● Dataset records

◆ ◆ ◆ ◆ ◆

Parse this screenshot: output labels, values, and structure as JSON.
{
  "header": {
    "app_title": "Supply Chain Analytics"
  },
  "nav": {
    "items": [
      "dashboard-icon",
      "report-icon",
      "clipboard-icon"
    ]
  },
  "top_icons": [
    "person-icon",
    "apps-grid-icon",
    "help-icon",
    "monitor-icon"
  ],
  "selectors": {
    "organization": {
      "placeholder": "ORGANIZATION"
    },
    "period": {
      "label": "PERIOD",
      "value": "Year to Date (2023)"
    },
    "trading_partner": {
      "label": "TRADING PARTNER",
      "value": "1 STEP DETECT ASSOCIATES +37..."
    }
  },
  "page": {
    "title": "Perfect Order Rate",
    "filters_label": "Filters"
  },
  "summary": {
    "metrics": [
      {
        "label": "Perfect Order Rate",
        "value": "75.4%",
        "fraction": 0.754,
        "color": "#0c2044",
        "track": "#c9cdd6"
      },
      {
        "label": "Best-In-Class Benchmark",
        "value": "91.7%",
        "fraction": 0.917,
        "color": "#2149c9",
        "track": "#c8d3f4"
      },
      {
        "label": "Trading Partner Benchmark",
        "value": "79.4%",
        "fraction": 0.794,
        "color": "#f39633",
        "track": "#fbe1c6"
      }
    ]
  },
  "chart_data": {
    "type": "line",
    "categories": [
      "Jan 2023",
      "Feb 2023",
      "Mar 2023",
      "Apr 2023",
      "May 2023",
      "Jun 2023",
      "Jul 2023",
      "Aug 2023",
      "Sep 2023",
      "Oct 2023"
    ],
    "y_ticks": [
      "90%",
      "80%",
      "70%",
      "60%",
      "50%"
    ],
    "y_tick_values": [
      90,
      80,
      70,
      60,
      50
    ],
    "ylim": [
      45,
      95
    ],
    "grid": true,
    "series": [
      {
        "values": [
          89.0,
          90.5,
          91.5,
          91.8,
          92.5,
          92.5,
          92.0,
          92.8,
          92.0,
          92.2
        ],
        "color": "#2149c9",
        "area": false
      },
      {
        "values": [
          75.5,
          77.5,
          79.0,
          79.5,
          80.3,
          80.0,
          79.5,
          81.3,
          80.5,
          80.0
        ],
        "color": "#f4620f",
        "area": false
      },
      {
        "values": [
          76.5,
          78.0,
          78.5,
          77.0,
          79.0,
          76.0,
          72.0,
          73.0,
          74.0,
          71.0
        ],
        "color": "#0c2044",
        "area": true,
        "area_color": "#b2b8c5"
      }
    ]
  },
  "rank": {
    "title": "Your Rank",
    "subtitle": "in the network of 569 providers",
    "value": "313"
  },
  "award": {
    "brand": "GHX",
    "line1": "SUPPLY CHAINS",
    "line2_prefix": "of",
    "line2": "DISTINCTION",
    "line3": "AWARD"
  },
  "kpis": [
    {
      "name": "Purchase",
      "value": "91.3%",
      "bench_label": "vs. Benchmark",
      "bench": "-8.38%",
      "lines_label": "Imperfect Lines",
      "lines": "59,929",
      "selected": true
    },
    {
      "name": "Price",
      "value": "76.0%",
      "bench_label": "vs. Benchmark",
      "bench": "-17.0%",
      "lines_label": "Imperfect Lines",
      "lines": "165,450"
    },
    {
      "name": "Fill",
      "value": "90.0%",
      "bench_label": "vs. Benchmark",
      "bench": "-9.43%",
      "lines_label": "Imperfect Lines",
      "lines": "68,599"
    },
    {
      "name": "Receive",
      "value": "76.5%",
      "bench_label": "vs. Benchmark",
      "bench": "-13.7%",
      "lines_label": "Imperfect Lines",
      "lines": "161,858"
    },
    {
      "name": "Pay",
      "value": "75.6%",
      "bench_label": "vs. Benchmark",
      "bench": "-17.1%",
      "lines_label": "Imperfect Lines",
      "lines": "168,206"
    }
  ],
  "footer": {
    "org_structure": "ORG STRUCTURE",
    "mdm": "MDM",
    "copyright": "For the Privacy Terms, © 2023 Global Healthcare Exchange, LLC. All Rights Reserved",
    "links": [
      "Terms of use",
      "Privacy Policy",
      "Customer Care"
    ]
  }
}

◆ ◆ ◆ ◆ ◆

● Set task
The records above need to be transcribed in full. Keep every character unchanged.

● Written answer
Parse this screenshot: output labels, values, and structure as JSON.
{
  "header": {
    "app_title": "Supply Chain Analytics"
  },
  "nav": {
    "items": [
      "dashboard-icon",
      "report-icon",
      "clipboard-icon"
    ]
  },
  "top_icons": [
    "person-icon",
    "apps-grid-icon",
    "help-icon",
    "monitor-icon"
  ],
  "selectors": {
    "organization": {
      "placeholder": "ORGANIZATION"
    },
    "period": {
      "label": "PERIOD",
      "value": "Year to Date (2023)"
    },
    "trading_partner": {
      "label": "TRADING PARTNER",
      "value": "1 STEP DETECT ASSOCIATES +37..."
    }
  },
  "page": {
    "title": "Perfect Order Rate",
    "filters_label": "Filters"
  },
  "summary": {
    "metrics": [
      {
        "label": "Perfect Order Rate",
        "value": "75.4%",
        "fraction": 0.754,
        "color": "#0c2044",
        "track": "#c9cdd6"
      },
      {
        "label": "Best-In-Class Benchmark",
        "value": "91.7%",
        "fraction": 0.917,
        "color": "#2149c9",
        "track": "#c8d3f4"
      },
      {
        "label": "Trading Partner Benchmark",
        "value": "79.4%",
        "fraction": 0.794,
        "color": "#f39633",
        "track": "#fbe1c6"
      }
    ]
  },
  "chart_data": {
    "type": "line",
    "categories": [
      "Jan 2023",
      "Feb 2023",
      "Mar 2023",
      "Apr 2023",
      "May 2023",
      "Jun 2023",
      "Jul 2023",
      "Aug 2023",
      "Sep 2023",
      "Oct 2023"
    ],
    "y_ticks": [
      "90%",
      "80%",
      "70%",
      "60%",
      "50%"
    ],
    "y_tick_values": [
      90,
      80,
      70,
      60,
      50
    ],
    "ylim": [
      45,
      95
    ],
    "grid": true,
    "series": [
      {
        "values": [
          89.0,
          90.5,
          91.5,
          91.8,
          92.5,
          92.5,
          92.0,
          92.8,
          92.0,
          92.2
        ],
        "color": "#2149c9",
        "area": false
      },
      {
        "values": [
          75.5,
          77.5,
          79.0,
          79.5,
          80.3,
          80.0,
          79.5,
          81.3,
          80.5,
          80.0
        ],
        "color": "#f4620f",
        "area": false
      },
      {
        "values": [
          76.5,
          78.0,
          78.5,
          77.0,
          79.0,
          76.0,
          72.0,
          73.0,
          74.0,
          71.0
        ],
        "color": "#0c2044",
        "area": true,
        "area_color": "#b2b8c5"
      }
    ]
  },
  "rank": {
    "title": "Your Rank",
    "subtitle": "in the network of 569 providers",
    "value": "313"
  },
  "award": {
    "brand": "GHX",
    "line1": "SUPPLY CHAINS",
    "line2_prefix": "of",
    "line2": "DISTINCTION",
    "line3": "AWARD"
  },
  "kpis": [
    {
      "name": "Purchase",
      "value": "91.3%",
      "bench_label": "vs. Benchmark",
      "bench": "-8.38%",
      "lines_label": "Imperfect Lines",
      "lines": "59,929",
      "selected": true
    },
    {
      "name": "Price",
      "value": "76.0%",
      "bench_label": "vs. Benchmark",
      "bench": "-17.0%",
      "lines_label": "Imperfect Lines",
      "lines": "165,450"
    },
    {
      "name": "Fill",
      "value": "90.0%",
      "bench_label": "vs. Benchmark",
      "bench": "-9.43%",
      "lines_label": "Imperfect Lines",
      "lines": "68,599"
    },
    {
      "name": "Receive",
      "value": "76.5%",
      "bench_label": "vs. Benchmark",
      "bench": "-13.7%",
      "lines_label": "Imperfect Lines",
      "lines": "161,858"
    },
    {
      "name": "Pay",
      "value": "75.6%",
      "bench_label": "vs. Benchmark",
      "bench": "-17.1%",
      "lines_label": "Imperfect Lines",
      "lines": "168,206"
    }
  ],
  "footer": {
    "org_structure": "ORG STRUCTURE",
    "mdm": "MDM",
    "copyright": "For the Privacy Terms, © 2023 Global Healthcare Exchange, LLC. All Rights Reserved",
    "links": [
      "Terms of use",
      "Privacy Policy",
      "Customer Care"
    ]
  }
}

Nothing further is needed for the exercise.